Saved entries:
****************

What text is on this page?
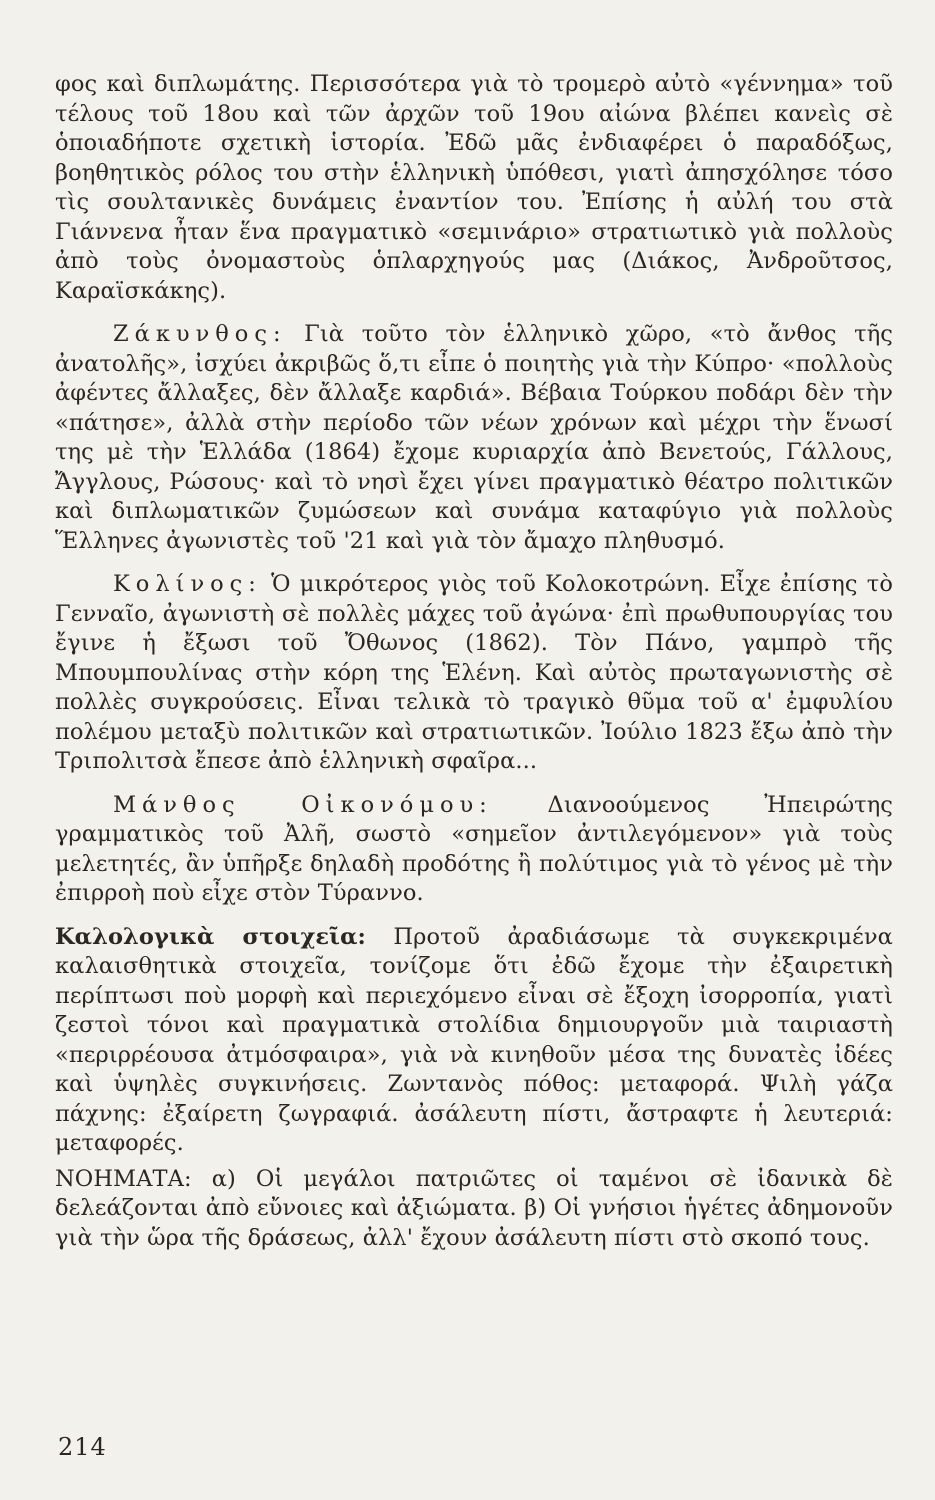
φος καὶ διπλωμάτης. Περισσότερα γιὰ τὸ τρομερὸ αὐτὸ «γέννημα» τοῦ τέλους τοῦ 18ου καὶ τῶν ἀρχῶν τοῦ 19ου αἰώνα βλέπει κανεὶς σὲ ὁποιαδήποτε σχετικὴ ἱστορία. Ἐδῶ μᾶς ἐνδιαφέρει ὁ παραδόξως, βοηθητικὸς ρόλος του στὴν ἑλληνικὴ ὑπόθεσι, γιατὶ ἀπησχόλησε τόσο τὶς σουλτανικὲς δυνάμεις ἐναντίον του. Ἐπίσης ἡ αὐλή του στὰ Γιάννενα ἦταν ἕνα πραγματικὸ «σεμινάριο» στρατιωτικὸ γιὰ πολλοὺς ἀπὸ τοὺς ὀνομαστοὺς ὁπλαρχηγούς μας (Διάκος, Ἀνδροῦτσος, Καραϊσκάκης).

Ζάκυνθος: Γιὰ τοῦτο τὸν ἑλληνικὸ χῶρο, «τὸ ἄνθος τῆς ἀνατολῆς», ἰσχύει ἀκριβῶς ὅ,τι εἶπε ὁ ποιητὴς γιὰ τὴν Κύπρο· «πολλοὺς ἀφέντες ἄλλαξες, δὲν ἄλλαξε καρδιά». Βέβαια Τούρκου ποδάρι δὲν τὴν «πάτησε», ἀλλὰ στὴν περίοδο τῶν νέων χρόνων καὶ μέχρι τὴν ἕνωσί της μὲ τὴν Ἑλλάδα (1864) ἔχομε κυριαρχία ἀπὸ Βενετούς, Γάλλους, Ἄγγλους, Ρώσους· καὶ τὸ νησὶ ἔχει γίνει πραγματικὸ θέατρο πολιτικῶν καὶ διπλωματικῶν ζυμώσεων καὶ συνάμα καταφύγιο γιὰ πολλοὺς Ἕλληνες ἀγωνιστὲς τοῦ '21 καὶ γιὰ τὸν ἄμαχο πληθυσμό.

Κολίνος: Ὁ μικρότερος γιὸς τοῦ Κολοκοτρώνη. Εἶχε ἐπίσης τὸ Γενναῖο, ἀγωνιστὴ σὲ πολλὲς μάχες τοῦ ἀγώνα· ἐπὶ πρωθυπουργίας του ἔγινε ἡ ἔξωσι τοῦ Ὄθωνος (1862). Τὸν Πάνο, γαμπρὸ τῆς Μπουμπουλίνας στὴν κόρη της Ἑλένη. Καὶ αὐτὸς πρωταγωνιστὴς σὲ πολλὲς συγκρούσεις. Εἶναι τελικὰ τὸ τραγικὸ θῦμα τοῦ α' ἐμφυλίου πολέμου μεταξὺ πολιτικῶν καὶ στρατιωτικῶν. Ἰούλιο 1823 ἔξω ἀπὸ τὴν Τριπολιτσὰ ἔπεσε ἀπὸ ἑλληνικὴ σφαῖρα...

Μάνθος Οἰκονόμου: Διανοούμενος Ἠπειρώτης γραμματικὸς τοῦ Ἀλῆ, σωστὸ «σημεῖον ἀντιλεγόμενον» γιὰ τοὺς μελετητές, ἂν ὑπῆρξε δηλαδὴ προδότης ἢ πολύτιμος γιὰ τὸ γένος μὲ τὴν ἐπιρροὴ ποὺ εἶχε στὸν Τύραννο.

Καλολογικὰ στοιχεῖα: Προτοῦ ἀραδιάσωμε τὰ συγκεκριμένα καλαισθητικὰ στοιχεῖα, τονίζομε ὅτι ἐδῶ ἔχομε τὴν ἐξαιρετικὴ περίπτωσι ποὺ μορφὴ καὶ περιεχόμενο εἶναι σὲ ἔξοχη ἰσορροπία, γιατὶ ζεστοὶ τόνοι καὶ πραγματικὰ στολίδια δημιουργοῦν μιὰ ταιριαστὴ «περιρρέουσα ἀτμόσφαιρα», γιὰ νὰ κινηθοῦν μέσα της δυνατὲς ἰδέες καὶ ὑψηλὲς συγκινήσεις. Ζωντανὸς πόθος: μεταφορά. Ψιλὴ γάζα πάχνης: ἐξαίρετη ζωγραφιά. ἀσάλευτη πίστι, ἄστραφτε ἡ λευτεριά: μεταφορές.

ΝΟΗΜΑΤΑ: α) Οἱ μεγάλοι πατριῶτες οἱ ταμένοι σὲ ἰδανικὰ δὲ δελεάζονται ἀπὸ εὔνοιες καὶ ἀξιώματα. β) Οἱ γνήσιοι ἡγέτες ἀδημονοῦν γιὰ τὴν ὥρα τῆς δράσεως, ἀλλ' ἔχουν ἀσάλευτη πίστι στὸ σκοπό τους.

214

****************

§ **AIM**: Pick out the lines that have the word "ἀσάλευτη". Copy them all.

§ **FINAL RESULT**:
Καλολογικὰ στοιχεῖα: Προτοῦ ἀραδιάσωμε τὰ συγκεκριμένα καλαισθητικὰ στοιχεῖα, τονίζομε ὅτι ἐδῶ ἔχομε τὴν ἐξαιρετικὴ περίπτωσι ποὺ μορφὴ καὶ περιεχόμενο εἶναι σὲ ἔξοχη ἰσορροπία, γιατὶ ζεστοὶ τόνοι καὶ πραγματικὰ στολίδια δημιουργοῦν μιὰ ταιριαστὴ «περιρρέουσα ἀτμόσφαιρα», γιὰ νὰ κινηθοῦν μέσα της δυνατὲς ἰδέες καὶ ὑψηλὲς συγκινήσεις. Ζωντανὸς πόθος: μεταφορά. Ψιλὴ γάζα πάχνης: ἐξαίρετη ζωγραφιά. ἀσάλευτη πίστι, ἄστραφτε ἡ λευτεριά: μεταφορές.
ΝΟΗΜΑΤΑ: α) Οἱ μεγάλοι πατριῶτες οἱ ταμένοι σὲ ἰδανικὰ δὲ δελεάζονται ἀπὸ εὔνοιες καὶ ἀξιώματα. β) Οἱ γνήσιοι ἡγέτες ἀδημονοῦν γιὰ τὴν ὥρα τῆς δράσεως, ἀλλ' ἔχουν ἀσάλευτη πίστι στὸ σκοπό τους.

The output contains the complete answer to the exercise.